(Dataset rows about figures)
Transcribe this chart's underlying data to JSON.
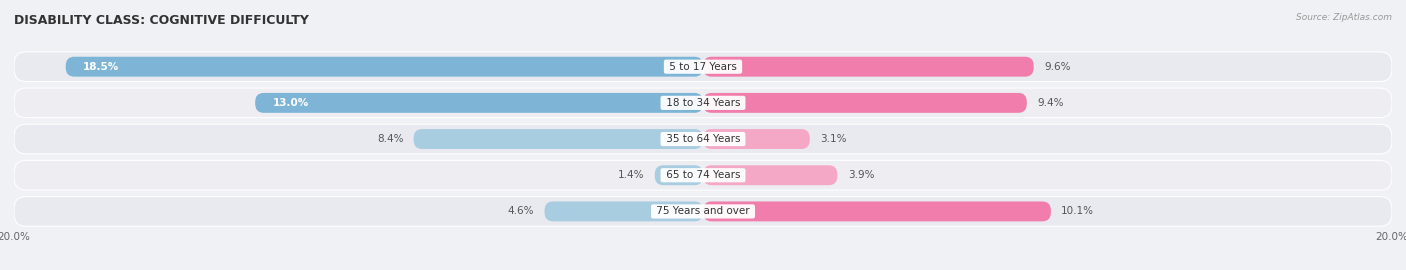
{
  "title": "DISABILITY CLASS: COGNITIVE DIFFICULTY",
  "source": "Source: ZipAtlas.com",
  "categories": [
    "5 to 17 Years",
    "18 to 34 Years",
    "35 to 64 Years",
    "65 to 74 Years",
    "75 Years and over"
  ],
  "male_values": [
    18.5,
    13.0,
    8.4,
    1.4,
    4.6
  ],
  "female_values": [
    9.6,
    9.4,
    3.1,
    3.9,
    10.1
  ],
  "male_color": "#7eb5d6",
  "female_color": "#f07dab",
  "male_color_light": "#a8cce0",
  "female_color_light": "#f5a8c5",
  "axis_max": 20.0,
  "bar_height": 0.55,
  "bg_color": "#f0f1f5",
  "row_bg_even": "#e8eaf0",
  "row_bg_odd": "#ededf2",
  "title_fontsize": 9,
  "label_fontsize": 7.5,
  "value_fontsize": 7.5,
  "tick_fontsize": 7.5,
  "legend_fontsize": 8
}
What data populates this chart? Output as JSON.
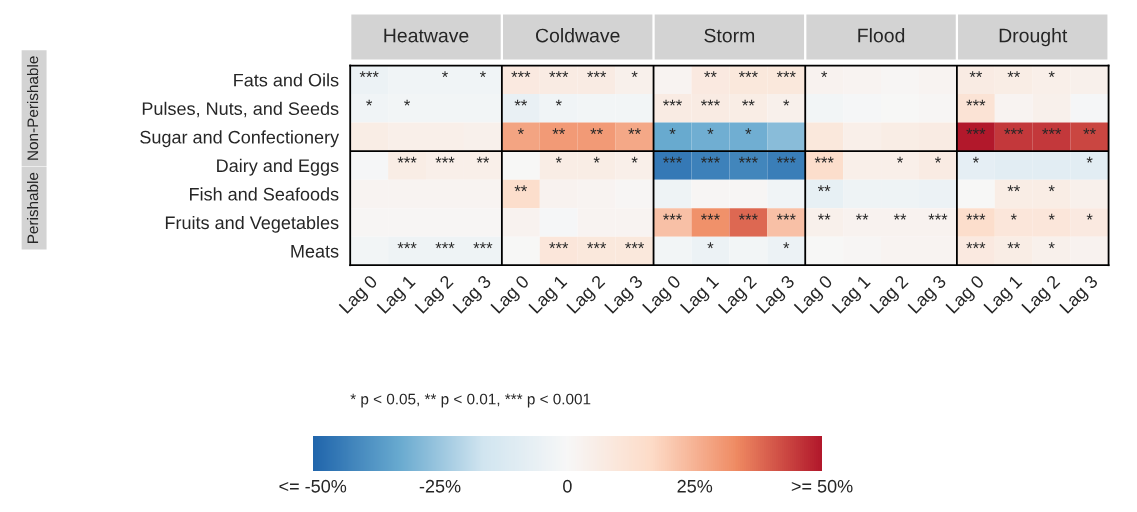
{
  "chart_data": {
    "type": "heatmap",
    "categories": [
      "Lag 0",
      "Lag 1",
      "Lag 2",
      "Lag 3",
      "Lag 0",
      "Lag 1",
      "Lag 2",
      "Lag 3",
      "Lag 0",
      "Lag 1",
      "Lag 2",
      "Lag 3",
      "Lag 0",
      "Lag 1",
      "Lag 2",
      "Lag 3",
      "Lag 0",
      "Lag 1",
      "Lag 2",
      "Lag 3"
    ],
    "y_categories": [
      "Fats and Oils",
      "Pulses, Nuts, and Seeds",
      "Sugar and Confectionery",
      "Dairy and Eggs",
      "Fish and Seafoods",
      "Fruits and Vegetables",
      "Meats"
    ],
    "cells": [
      [
        -5,
        -3,
        -3,
        -3,
        8,
        7,
        7,
        4,
        2,
        8,
        9,
        9,
        3,
        2,
        1,
        2,
        7,
        6,
        5,
        4
      ],
      [
        -3,
        -2,
        -2,
        -2,
        -6,
        -3,
        -2,
        -2,
        7,
        7,
        6,
        4,
        -2,
        -1,
        0,
        1,
        12,
        2,
        4,
        -1
      ],
      [
        6,
        5,
        5,
        4,
        28,
        30,
        30,
        27,
        -33,
        -32,
        -32,
        -28,
        9,
        5,
        6,
        7,
        50,
        45,
        45,
        43
      ],
      [
        -1,
        6,
        5,
        5,
        0,
        6,
        6,
        5,
        -45,
        -43,
        -42,
        -44,
        15,
        5,
        5,
        7,
        -8,
        -9,
        -9,
        -9
      ],
      [
        2,
        2,
        2,
        2,
        15,
        3,
        2,
        1,
        -4,
        1,
        1,
        -3,
        -7,
        -4,
        -4,
        -5,
        0,
        6,
        6,
        4
      ],
      [
        1,
        1,
        1,
        1,
        3,
        -1,
        2,
        2,
        22,
        32,
        38,
        22,
        4,
        3,
        3,
        3,
        15,
        10,
        10,
        8
      ],
      [
        -2,
        -4,
        -4,
        -4,
        0,
        10,
        9,
        9,
        -2,
        -5,
        -2,
        -5,
        0,
        1,
        2,
        2,
        8,
        6,
        4,
        3
      ]
    ],
    "cell_labels": [
      [
        "***",
        null,
        "*",
        "*",
        "***",
        "***",
        "***",
        "*",
        null,
        "**",
        "***",
        "***",
        "*",
        null,
        null,
        null,
        "**",
        "**",
        "*",
        null
      ],
      [
        "*",
        "*",
        null,
        null,
        "**",
        "*",
        null,
        null,
        "***",
        "***",
        "**",
        "*",
        null,
        null,
        null,
        null,
        "***",
        null,
        null,
        null
      ],
      [
        null,
        null,
        null,
        null,
        "*",
        "**",
        "**",
        "**",
        "*",
        "*",
        "*",
        null,
        null,
        null,
        null,
        null,
        "***",
        "***",
        "***",
        "**"
      ],
      [
        null,
        "***",
        "***",
        "**",
        null,
        "*",
        "*",
        "*",
        "***",
        "***",
        "***",
        "***",
        "***",
        null,
        "*",
        "*",
        "*",
        null,
        null,
        "*"
      ],
      [
        null,
        null,
        null,
        null,
        "**",
        null,
        null,
        null,
        null,
        null,
        null,
        null,
        "**",
        null,
        null,
        null,
        null,
        "**",
        "*",
        null
      ],
      [
        null,
        null,
        null,
        null,
        null,
        null,
        null,
        null,
        "***",
        "***",
        "***",
        "***",
        "**",
        "**",
        "**",
        "***",
        "***",
        "*",
        "*",
        "*"
      ],
      [
        null,
        "***",
        "***",
        "***",
        null,
        "***",
        "***",
        "***",
        null,
        "*",
        null,
        "*",
        null,
        null,
        null,
        null,
        "***",
        "**",
        "*",
        null
      ]
    ],
    "clim": [
      -50,
      50
    ],
    "cticks": [
      {
        "value": -50,
        "label": "<= -50%"
      },
      {
        "value": -25,
        "label": "-25%"
      },
      0,
      {
        "value": 25,
        "label": "25%"
      },
      {
        "value": 50,
        "label": ">= 50%"
      }
    ],
    "annotations": [
      "Heatwave",
      "Coldwave",
      "Storm",
      "Flood",
      "Drought",
      "Non-Perishable",
      "Perishable",
      "* p < 0.05, ** p < 0.01, *** p < 0.001"
    ]
  }
}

» **DESCRIPTION OF THE TASK**:
Every entry above is to be set down exactly; the pictures are to be left out.

» **EXERCISE OUTPUT**:
Transcribe this chart's underlying data to JSON.
{
  "title": "DISABILITY CLASS: COGNITIVE DIFFICULTY",
  "source": "Source: ZipAtlas.com",
  "categories": [
    "5 to 17 Years",
    "18 to 34 Years",
    "35 to 64 Years",
    "65 to 74 Years",
    "75 Years and over"
  ],
  "male_values": [
    18.5,
    13.0,
    8.4,
    1.4,
    4.6
  ],
  "female_values": [
    9.6,
    9.4,
    3.1,
    3.9,
    10.1
  ],
  "male_color": "#7eb5d6",
  "female_color": "#f07dab",
  "male_color_light": "#a8cce0",
  "female_color_light": "#f5a8c5",
  "axis_max": 20.0,
  "bar_height": 0.55,
  "bg_color": "#f0f1f5",
  "row_bg_even": "#e8eaf0",
  "row_bg_odd": "#ededf2",
  "title_fontsize": 9,
  "label_fontsize": 7.5,
  "value_fontsize": 7.5,
  "tick_fontsize": 7.5,
  "legend_fontsize": 8
}
What data populates this chart? Output as JSON.
{
  "chart_data": {
    "type": "heatmap",
    "categories": [
      "Lag 0",
      "Lag 1",
      "Lag 2",
      "Lag 3",
      "Lag 0",
      "Lag 1",
      "Lag 2",
      "Lag 3",
      "Lag 0",
      "Lag 1",
      "Lag 2",
      "Lag 3",
      "Lag 0",
      "Lag 1",
      "Lag 2",
      "Lag 3",
      "Lag 0",
      "Lag 1",
      "Lag 2",
      "Lag 3"
    ],
    "y_categories": [
      "Fats and Oils",
      "Pulses, Nuts, and Seeds",
      "Sugar and Confectionery",
      "Dairy and Eggs",
      "Fish and Seafoods",
      "Fruits and Vegetables",
      "Meats"
    ],
    "cells": [
      [
        -5,
        -3,
        -3,
        -3,
        8,
        7,
        7,
        4,
        2,
        8,
        9,
        9,
        3,
        2,
        1,
        2,
        7,
        6,
        5,
        4
      ],
      [
        -3,
        -2,
        -2,
        -2,
        -6,
        -3,
        -2,
        -2,
        7,
        7,
        6,
        4,
        -2,
        -1,
        0,
        1,
        12,
        2,
        4,
        -1
      ],
      [
        6,
        5,
        5,
        4,
        28,
        30,
        30,
        27,
        -33,
        -32,
        -32,
        -28,
        9,
        5,
        6,
        7,
        50,
        45,
        45,
        43
      ],
      [
        -1,
        6,
        5,
        5,
        0,
        6,
        6,
        5,
        -45,
        -43,
        -42,
        -44,
        15,
        5,
        5,
        7,
        -8,
        -9,
        -9,
        -9
      ],
      [
        2,
        2,
        2,
        2,
        15,
        3,
        2,
        1,
        -4,
        1,
        1,
        -3,
        -7,
        -4,
        -4,
        -5,
        0,
        6,
        6,
        4
      ],
      [
        1,
        1,
        1,
        1,
        3,
        -1,
        2,
        2,
        22,
        32,
        38,
        22,
        4,
        3,
        3,
        3,
        15,
        10,
        10,
        8
      ],
      [
        -2,
        -4,
        -4,
        -4,
        0,
        10,
        9,
        9,
        -2,
        -5,
        -2,
        -5,
        0,
        1,
        2,
        2,
        8,
        6,
        4,
        3
      ]
    ],
    "cell_labels": [
      [
        "***",
        null,
        "*",
        "*",
        "***",
        "***",
        "***",
        "*",
        null,
        "**",
        "***",
        "***",
        "*",
        null,
        null,
        null,
        "**",
        "**",
        "*",
        null
      ],
      [
        "*",
        "*",
        null,
        null,
        "**",
        "*",
        null,
        null,
        "***",
        "***",
        "**",
        "*",
        null,
        null,
        null,
        null,
        "***",
        null,
        null,
        null
      ],
      [
        null,
        null,
        null,
        null,
        "*",
        "**",
        "**",
        "**",
        "*",
        "*",
        "*",
        null,
        null,
        null,
        null,
        null,
        "***",
        "***",
        "***",
        "**"
      ],
      [
        null,
        "***",
        "***",
        "**",
        null,
        "*",
        "*",
        "*",
        "***",
        "***",
        "***",
        "***",
        "***",
        null,
        "*",
        "*",
        "*",
        null,
        null,
        "*"
      ],
      [
        null,
        null,
        null,
        null,
        "**",
        null,
        null,
        null,
        null,
        null,
        null,
        null,
        "**",
        null,
        null,
        null,
        null,
        "**",
        "*",
        null
      ],
      [
        null,
        null,
        null,
        null,
        null,
        null,
        null,
        null,
        "***",
        "***",
        "***",
        "***",
        "**",
        "**",
        "**",
        "***",
        "***",
        "*",
        "*",
        "*"
      ],
      [
        null,
        "***",
        "***",
        "***",
        null,
        "***",
        "***",
        "***",
        null,
        "*",
        null,
        "*",
        null,
        null,
        null,
        null,
        "***",
        "**",
        "*",
        null
      ]
    ],
    "clim": [
      -50,
      50
    ],
    "cticks": [
      {
        "value": -50,
        "label": "<= -50%"
      },
      {
        "value": -25,
        "label": "-25%"
      },
      0,
      {
        "value": 25,
        "label": "25%"
      },
      {
        "value": 50,
        "label": ">= 50%"
      }
    ],
    "annotations": [
      "Heatwave",
      "Coldwave",
      "Storm",
      "Flood",
      "Drought",
      "Non-Perishable",
      "Perishable",
      "* p < 0.05, ** p < 0.01, *** p < 0.001"
    ]
  }
}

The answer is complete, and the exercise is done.